[start]
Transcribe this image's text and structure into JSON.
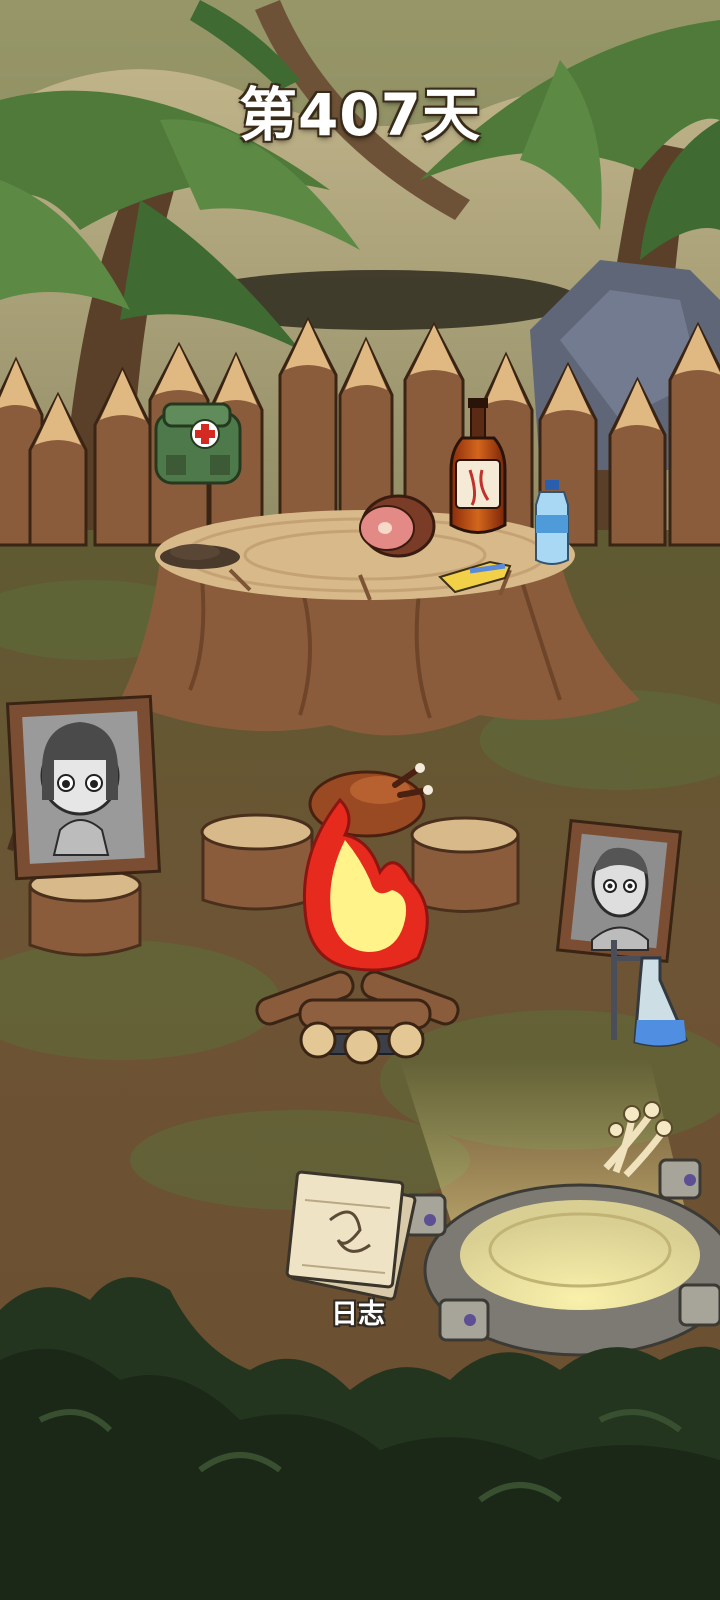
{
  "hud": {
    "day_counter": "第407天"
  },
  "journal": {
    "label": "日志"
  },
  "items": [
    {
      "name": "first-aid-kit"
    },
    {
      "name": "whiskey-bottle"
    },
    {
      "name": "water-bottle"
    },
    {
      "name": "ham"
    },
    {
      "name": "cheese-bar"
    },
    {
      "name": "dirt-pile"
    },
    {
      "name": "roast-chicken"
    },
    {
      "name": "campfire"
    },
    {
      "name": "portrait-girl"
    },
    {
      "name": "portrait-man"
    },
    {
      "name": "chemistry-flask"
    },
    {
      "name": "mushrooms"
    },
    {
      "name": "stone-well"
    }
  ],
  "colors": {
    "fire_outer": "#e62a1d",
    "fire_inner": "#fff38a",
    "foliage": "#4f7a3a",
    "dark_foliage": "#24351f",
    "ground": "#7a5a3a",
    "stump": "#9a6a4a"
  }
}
[end]
* Job: Filter the records above for lines containing the word "portrait", and copy those lines.

* Response for this exercise:
      "name": "portrait-girl"
      "name": "portrait-man"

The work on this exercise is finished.